DIRECTIONS FOR THIS TASK: In the entries below, how many lines hold the string "秒表测量标准工时"? Give only the number.

LISTED ENTRIES:
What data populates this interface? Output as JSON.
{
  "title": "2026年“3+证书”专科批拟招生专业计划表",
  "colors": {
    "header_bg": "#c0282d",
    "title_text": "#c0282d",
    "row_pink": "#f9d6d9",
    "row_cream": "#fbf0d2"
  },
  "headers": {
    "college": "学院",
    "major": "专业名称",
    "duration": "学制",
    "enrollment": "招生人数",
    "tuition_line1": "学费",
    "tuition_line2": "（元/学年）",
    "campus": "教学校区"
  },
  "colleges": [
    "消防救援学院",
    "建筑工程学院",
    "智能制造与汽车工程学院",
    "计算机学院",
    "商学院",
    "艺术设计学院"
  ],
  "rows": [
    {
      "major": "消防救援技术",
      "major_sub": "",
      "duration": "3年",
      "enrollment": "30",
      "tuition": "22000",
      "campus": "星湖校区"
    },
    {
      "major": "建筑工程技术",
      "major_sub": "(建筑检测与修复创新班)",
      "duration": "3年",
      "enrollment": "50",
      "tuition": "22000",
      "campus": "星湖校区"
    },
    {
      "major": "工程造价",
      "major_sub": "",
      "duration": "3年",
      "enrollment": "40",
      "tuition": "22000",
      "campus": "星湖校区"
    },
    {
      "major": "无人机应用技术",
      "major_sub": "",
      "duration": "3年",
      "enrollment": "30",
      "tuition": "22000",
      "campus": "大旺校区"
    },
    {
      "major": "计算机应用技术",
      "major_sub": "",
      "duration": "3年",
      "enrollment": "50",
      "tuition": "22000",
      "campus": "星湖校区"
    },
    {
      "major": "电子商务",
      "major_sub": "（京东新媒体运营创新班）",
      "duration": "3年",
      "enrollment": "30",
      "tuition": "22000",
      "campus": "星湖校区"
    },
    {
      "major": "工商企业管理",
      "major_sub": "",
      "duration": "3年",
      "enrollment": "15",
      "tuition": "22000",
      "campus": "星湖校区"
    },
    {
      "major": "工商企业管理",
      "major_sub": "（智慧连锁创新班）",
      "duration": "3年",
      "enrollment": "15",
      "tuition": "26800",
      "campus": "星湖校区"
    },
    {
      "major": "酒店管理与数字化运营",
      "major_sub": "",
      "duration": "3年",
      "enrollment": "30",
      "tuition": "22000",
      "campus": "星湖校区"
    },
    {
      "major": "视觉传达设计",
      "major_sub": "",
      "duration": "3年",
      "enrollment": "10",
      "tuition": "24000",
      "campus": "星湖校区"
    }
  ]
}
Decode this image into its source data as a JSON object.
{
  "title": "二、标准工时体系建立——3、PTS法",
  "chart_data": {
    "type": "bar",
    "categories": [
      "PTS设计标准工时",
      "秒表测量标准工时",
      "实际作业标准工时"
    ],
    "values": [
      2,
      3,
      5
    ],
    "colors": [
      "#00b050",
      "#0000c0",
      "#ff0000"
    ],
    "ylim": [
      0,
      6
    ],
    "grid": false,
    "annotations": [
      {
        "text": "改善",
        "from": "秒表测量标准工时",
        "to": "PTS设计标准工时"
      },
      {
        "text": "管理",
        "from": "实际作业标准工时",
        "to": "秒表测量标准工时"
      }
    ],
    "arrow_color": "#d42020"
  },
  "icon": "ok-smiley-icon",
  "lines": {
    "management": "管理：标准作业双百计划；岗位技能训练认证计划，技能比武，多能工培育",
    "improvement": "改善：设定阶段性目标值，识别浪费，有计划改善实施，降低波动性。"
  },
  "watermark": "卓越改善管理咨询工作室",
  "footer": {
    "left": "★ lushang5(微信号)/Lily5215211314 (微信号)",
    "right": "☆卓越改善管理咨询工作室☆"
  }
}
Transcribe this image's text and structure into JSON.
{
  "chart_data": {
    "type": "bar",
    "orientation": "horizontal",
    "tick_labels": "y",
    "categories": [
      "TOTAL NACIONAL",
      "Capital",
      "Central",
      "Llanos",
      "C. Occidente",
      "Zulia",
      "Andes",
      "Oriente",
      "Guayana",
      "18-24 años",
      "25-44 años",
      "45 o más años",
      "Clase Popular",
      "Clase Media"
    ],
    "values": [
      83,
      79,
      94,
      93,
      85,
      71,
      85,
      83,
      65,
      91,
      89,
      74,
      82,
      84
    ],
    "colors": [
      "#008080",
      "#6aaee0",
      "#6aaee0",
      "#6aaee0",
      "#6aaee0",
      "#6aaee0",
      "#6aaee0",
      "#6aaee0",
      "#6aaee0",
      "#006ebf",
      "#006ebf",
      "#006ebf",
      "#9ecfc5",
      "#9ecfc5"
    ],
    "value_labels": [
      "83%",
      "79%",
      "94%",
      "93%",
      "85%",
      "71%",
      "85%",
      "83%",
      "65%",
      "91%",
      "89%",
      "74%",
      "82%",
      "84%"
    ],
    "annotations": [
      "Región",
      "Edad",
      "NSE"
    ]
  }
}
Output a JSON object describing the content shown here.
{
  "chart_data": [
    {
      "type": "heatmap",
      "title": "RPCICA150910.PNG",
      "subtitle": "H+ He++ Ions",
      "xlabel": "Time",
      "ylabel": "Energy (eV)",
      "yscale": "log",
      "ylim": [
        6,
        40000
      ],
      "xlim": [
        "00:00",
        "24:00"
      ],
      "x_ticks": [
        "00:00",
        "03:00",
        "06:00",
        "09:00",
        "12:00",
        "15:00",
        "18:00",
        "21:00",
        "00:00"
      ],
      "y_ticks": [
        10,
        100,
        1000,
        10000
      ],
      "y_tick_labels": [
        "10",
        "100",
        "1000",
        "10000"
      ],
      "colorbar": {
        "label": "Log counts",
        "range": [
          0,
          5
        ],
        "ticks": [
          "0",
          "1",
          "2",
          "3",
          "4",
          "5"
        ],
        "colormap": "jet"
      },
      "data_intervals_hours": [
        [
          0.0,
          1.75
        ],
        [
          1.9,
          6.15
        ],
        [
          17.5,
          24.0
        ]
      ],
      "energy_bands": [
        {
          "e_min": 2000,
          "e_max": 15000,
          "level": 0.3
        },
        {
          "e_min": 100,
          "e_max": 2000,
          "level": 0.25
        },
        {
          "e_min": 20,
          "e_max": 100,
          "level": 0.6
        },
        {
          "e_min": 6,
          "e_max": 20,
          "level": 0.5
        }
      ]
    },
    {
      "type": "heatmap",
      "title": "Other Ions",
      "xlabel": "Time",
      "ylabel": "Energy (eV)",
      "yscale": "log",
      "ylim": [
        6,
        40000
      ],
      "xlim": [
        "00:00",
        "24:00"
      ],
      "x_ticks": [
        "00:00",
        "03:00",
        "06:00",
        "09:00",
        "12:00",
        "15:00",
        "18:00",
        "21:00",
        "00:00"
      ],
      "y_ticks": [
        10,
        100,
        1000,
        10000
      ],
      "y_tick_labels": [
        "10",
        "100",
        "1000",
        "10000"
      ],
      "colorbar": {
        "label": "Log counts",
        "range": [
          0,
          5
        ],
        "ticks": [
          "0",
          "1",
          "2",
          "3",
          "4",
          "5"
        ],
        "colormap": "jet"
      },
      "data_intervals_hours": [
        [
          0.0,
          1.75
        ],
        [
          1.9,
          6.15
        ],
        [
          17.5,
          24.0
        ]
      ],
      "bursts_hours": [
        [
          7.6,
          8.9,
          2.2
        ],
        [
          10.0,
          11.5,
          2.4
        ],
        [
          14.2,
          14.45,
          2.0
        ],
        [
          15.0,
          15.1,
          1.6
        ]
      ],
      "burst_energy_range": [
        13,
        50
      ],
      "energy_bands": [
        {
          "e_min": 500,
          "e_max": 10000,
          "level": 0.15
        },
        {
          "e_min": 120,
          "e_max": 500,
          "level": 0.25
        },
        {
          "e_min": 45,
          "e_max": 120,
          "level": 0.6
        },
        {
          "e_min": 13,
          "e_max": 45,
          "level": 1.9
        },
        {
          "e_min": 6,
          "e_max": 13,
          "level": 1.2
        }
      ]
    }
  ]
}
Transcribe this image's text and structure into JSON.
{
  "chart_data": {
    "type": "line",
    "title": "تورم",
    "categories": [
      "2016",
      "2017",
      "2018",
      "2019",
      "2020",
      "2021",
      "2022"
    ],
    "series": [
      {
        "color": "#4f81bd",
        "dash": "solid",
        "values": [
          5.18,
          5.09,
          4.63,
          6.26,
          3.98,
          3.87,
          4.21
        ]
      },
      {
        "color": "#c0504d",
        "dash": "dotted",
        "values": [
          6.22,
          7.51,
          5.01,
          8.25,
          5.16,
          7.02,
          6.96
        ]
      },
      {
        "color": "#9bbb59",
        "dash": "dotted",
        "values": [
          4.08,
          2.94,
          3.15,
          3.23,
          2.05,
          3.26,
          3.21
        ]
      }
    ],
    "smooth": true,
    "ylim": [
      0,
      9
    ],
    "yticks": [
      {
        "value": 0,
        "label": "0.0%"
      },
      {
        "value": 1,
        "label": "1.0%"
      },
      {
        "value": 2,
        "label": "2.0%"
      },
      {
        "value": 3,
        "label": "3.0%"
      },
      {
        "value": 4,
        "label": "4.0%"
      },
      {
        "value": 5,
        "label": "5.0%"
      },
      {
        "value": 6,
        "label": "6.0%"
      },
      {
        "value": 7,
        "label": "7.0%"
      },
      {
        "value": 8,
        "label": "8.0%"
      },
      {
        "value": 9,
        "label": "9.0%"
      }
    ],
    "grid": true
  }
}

SOLUTION TO THIS EXERCISE: 3